Copy out the lines of the listing starting with the line containing "class-to: to (542, 704, 568, 741)" and going on through the line containing "data-link[interactable]: data (1267, 169, 1370, 222)", keeping every character the same.

[START DATA TO PROCESS]

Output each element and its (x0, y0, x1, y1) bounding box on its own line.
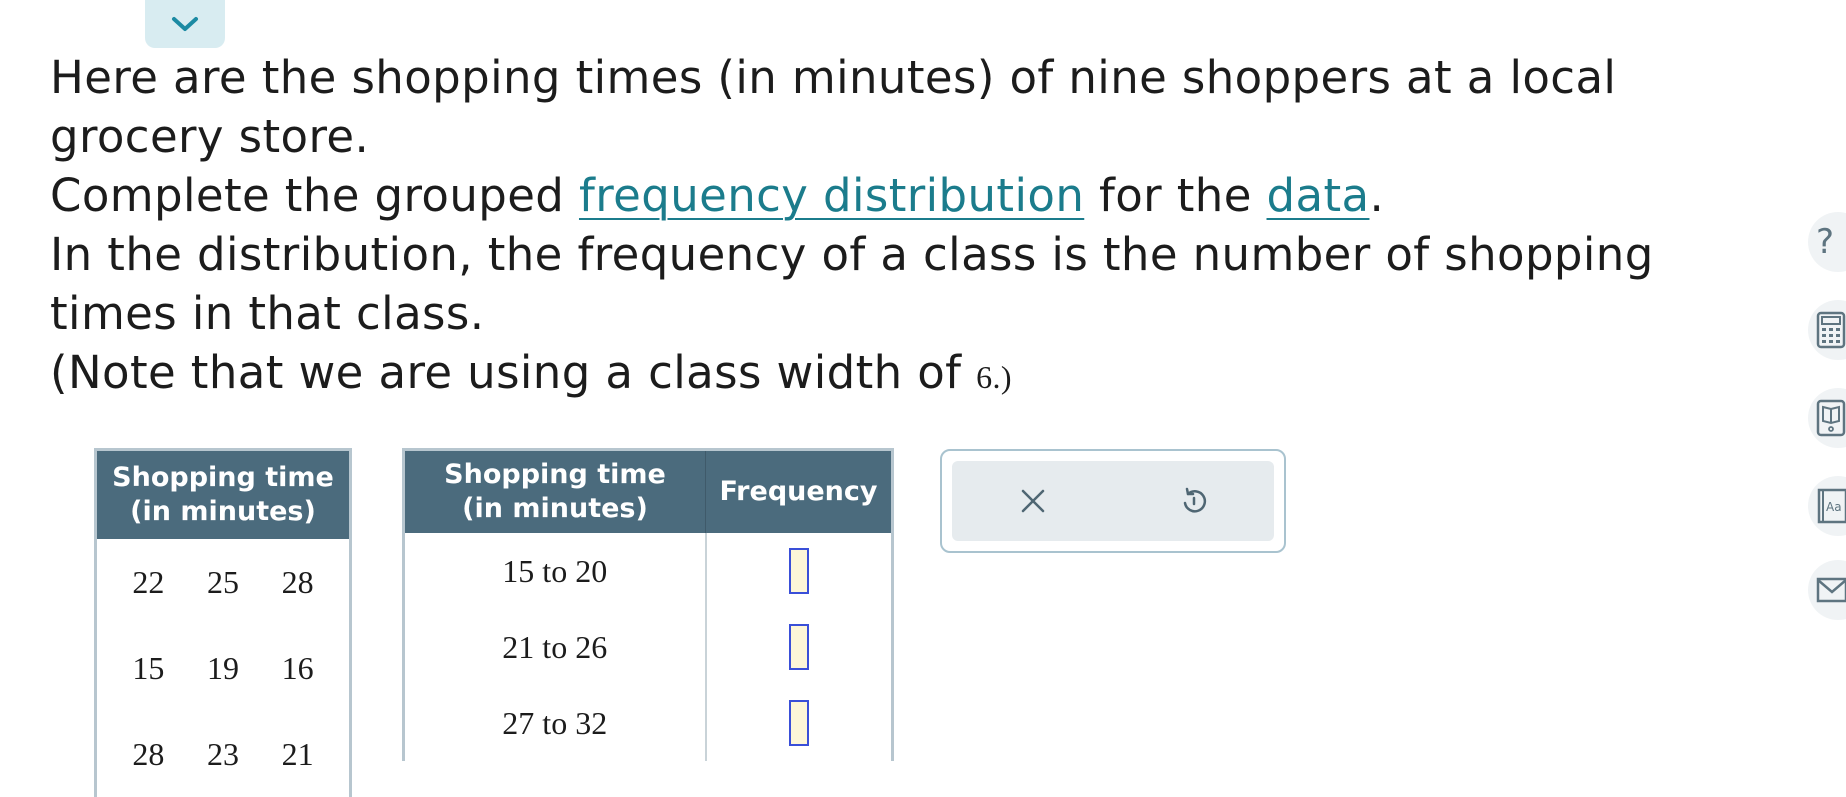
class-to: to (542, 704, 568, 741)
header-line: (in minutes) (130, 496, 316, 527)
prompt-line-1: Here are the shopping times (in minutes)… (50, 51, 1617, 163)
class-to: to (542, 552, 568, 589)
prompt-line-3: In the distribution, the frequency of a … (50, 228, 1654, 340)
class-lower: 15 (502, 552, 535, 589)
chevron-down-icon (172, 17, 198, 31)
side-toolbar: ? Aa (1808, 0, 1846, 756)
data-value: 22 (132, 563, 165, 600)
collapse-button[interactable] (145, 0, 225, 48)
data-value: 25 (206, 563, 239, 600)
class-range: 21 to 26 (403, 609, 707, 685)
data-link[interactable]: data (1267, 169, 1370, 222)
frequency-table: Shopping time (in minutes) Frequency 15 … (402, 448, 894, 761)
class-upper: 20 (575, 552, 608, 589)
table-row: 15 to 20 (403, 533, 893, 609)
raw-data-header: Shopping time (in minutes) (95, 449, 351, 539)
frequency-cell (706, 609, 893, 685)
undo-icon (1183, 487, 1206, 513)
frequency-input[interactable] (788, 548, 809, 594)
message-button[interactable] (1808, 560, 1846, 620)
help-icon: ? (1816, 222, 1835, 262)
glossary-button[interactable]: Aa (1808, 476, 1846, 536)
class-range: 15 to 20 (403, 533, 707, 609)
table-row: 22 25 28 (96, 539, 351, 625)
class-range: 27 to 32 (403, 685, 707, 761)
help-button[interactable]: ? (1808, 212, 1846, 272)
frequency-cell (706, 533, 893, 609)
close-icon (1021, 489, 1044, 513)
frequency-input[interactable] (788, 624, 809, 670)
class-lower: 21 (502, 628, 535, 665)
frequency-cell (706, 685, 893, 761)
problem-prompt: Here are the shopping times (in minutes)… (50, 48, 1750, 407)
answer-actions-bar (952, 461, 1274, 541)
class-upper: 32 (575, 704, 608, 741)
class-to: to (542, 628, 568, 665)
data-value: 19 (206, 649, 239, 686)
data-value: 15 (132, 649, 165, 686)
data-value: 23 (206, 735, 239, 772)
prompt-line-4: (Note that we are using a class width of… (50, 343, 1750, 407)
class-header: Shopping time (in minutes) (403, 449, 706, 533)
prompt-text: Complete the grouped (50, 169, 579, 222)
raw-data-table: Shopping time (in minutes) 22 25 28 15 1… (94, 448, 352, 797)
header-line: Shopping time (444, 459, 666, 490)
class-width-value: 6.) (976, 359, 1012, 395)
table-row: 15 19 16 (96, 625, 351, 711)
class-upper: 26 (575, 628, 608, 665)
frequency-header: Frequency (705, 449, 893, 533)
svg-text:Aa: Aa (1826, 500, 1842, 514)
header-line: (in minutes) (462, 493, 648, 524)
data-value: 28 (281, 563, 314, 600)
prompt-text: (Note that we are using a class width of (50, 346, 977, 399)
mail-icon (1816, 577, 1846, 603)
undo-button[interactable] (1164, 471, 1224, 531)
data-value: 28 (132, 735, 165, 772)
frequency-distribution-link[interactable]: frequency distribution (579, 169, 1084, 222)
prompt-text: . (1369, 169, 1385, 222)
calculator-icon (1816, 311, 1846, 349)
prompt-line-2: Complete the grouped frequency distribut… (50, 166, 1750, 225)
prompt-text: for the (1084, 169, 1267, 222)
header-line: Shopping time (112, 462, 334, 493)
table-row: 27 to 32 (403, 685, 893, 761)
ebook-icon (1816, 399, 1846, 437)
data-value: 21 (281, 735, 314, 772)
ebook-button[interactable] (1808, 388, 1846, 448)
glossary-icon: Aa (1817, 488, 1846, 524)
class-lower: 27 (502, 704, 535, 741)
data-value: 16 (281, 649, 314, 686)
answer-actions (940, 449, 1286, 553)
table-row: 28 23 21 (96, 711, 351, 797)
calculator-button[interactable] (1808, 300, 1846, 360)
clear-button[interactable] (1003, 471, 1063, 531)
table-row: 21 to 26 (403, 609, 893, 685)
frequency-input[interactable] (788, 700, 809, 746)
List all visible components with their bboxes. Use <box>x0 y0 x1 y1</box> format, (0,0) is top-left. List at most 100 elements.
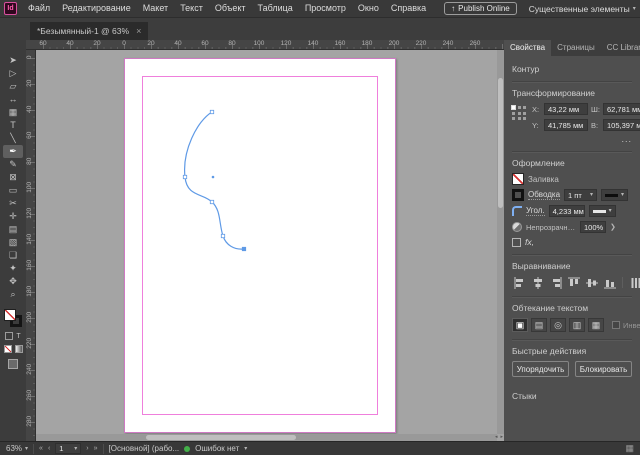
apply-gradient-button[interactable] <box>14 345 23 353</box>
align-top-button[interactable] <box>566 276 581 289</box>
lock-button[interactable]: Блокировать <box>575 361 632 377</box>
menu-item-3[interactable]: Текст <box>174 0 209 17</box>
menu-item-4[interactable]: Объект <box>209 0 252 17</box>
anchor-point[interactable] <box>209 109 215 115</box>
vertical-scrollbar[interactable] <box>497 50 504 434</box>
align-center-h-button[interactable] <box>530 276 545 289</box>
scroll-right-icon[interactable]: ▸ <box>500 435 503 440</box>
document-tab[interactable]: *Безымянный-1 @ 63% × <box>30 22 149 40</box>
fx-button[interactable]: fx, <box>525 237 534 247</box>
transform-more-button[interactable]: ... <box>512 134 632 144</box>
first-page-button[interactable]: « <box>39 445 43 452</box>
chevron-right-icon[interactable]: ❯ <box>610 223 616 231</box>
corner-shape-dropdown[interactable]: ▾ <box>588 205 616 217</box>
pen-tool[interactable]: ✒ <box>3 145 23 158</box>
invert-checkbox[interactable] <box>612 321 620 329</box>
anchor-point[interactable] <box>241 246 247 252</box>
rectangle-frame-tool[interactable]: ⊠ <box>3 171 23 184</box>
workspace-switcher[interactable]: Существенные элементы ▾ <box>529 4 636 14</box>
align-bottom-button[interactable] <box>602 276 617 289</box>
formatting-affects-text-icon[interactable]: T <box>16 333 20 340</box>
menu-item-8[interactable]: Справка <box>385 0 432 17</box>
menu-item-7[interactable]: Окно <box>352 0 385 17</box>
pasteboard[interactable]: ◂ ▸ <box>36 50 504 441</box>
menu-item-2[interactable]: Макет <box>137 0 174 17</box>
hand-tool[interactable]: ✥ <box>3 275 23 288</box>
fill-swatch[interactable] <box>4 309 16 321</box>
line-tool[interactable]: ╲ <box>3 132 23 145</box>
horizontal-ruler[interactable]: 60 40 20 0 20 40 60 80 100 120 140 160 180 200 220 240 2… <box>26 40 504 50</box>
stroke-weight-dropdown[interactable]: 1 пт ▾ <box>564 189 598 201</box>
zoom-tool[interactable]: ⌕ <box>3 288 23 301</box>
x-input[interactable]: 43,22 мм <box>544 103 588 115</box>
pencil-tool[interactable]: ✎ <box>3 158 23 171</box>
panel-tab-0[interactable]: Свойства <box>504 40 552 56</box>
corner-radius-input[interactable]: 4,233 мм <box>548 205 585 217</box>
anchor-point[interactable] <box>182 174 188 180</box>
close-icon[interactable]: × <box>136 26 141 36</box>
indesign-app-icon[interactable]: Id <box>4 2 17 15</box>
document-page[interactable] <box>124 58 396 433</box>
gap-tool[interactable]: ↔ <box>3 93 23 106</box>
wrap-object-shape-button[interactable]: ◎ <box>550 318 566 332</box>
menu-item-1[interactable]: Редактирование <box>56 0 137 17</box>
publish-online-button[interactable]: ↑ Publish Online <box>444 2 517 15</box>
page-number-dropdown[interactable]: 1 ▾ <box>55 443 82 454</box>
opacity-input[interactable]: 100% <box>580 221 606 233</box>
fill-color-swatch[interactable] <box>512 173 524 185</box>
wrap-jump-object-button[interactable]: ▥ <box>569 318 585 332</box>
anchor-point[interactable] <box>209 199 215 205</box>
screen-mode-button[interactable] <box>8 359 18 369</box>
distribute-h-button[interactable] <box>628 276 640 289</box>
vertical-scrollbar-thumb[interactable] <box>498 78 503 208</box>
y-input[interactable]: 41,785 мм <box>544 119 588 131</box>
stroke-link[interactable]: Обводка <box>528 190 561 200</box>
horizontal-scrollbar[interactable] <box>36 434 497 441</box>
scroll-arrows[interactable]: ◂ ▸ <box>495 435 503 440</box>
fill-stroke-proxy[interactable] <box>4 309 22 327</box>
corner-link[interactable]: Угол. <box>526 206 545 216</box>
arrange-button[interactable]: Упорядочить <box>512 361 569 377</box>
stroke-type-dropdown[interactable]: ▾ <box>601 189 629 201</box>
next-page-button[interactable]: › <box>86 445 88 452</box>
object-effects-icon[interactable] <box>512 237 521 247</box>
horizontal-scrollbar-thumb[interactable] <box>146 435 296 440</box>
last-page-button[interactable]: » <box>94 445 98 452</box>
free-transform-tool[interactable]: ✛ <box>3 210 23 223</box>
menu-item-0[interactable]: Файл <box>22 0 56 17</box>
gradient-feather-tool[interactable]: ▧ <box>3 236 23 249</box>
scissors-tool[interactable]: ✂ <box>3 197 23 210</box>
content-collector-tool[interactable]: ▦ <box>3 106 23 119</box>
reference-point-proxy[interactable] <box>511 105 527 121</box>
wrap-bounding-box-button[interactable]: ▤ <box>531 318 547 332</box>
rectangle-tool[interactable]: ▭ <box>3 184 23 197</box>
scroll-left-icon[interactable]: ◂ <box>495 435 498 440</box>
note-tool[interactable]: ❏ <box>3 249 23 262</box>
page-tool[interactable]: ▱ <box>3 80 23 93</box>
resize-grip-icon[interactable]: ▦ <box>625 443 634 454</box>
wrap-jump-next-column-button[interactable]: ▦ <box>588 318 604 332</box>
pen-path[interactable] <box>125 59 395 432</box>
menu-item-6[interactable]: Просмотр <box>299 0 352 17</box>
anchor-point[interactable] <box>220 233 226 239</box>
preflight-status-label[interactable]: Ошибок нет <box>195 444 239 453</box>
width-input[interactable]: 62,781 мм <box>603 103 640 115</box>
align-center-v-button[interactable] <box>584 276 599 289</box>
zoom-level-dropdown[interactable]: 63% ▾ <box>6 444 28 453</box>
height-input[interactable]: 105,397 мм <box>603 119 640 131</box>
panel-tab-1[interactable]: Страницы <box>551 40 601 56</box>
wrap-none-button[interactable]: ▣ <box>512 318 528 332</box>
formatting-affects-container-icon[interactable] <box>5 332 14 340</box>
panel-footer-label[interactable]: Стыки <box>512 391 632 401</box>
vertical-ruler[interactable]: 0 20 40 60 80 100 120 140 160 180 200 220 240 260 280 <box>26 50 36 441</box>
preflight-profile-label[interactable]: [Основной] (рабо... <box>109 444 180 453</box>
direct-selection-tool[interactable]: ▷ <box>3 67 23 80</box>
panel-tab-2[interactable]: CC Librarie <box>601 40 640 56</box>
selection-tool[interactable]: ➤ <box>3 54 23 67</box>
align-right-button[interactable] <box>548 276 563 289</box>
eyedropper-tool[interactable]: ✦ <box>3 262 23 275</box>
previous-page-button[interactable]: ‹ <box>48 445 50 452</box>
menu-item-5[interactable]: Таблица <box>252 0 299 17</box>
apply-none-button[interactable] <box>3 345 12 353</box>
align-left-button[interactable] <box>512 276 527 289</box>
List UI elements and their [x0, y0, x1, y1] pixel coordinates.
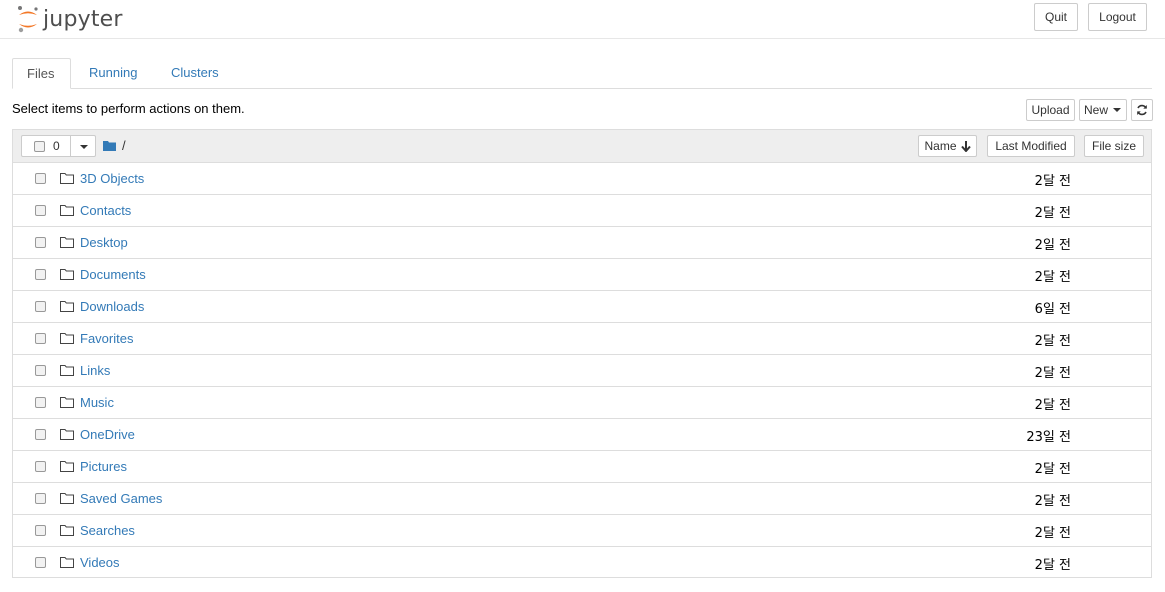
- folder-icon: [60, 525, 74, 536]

[END DATA TO PROCESS]

§ CORRECT ANSWER:
class-to: to (542, 704, 568, 741)
header-line: (in minutes) (130, 496, 316, 527)
prompt-line-1: Here are the shopping times (in minutes)… (50, 51, 1617, 163)
class-to: to (542, 552, 568, 589)
prompt-line-3: In the distribution, the frequency of a … (50, 228, 1654, 340)
class-lower: 15 (502, 552, 535, 589)
chevron-down-icon (172, 17, 198, 31)
side-toolbar: ? Aa (1808, 0, 1846, 756)
data-value: 22 (132, 563, 165, 600)
collapse-button[interactable] (145, 0, 225, 48)
data-value: 25 (206, 563, 239, 600)
class-range: 21 to 26 (403, 609, 707, 685)
data-link[interactable]: data (1267, 169, 1370, 222)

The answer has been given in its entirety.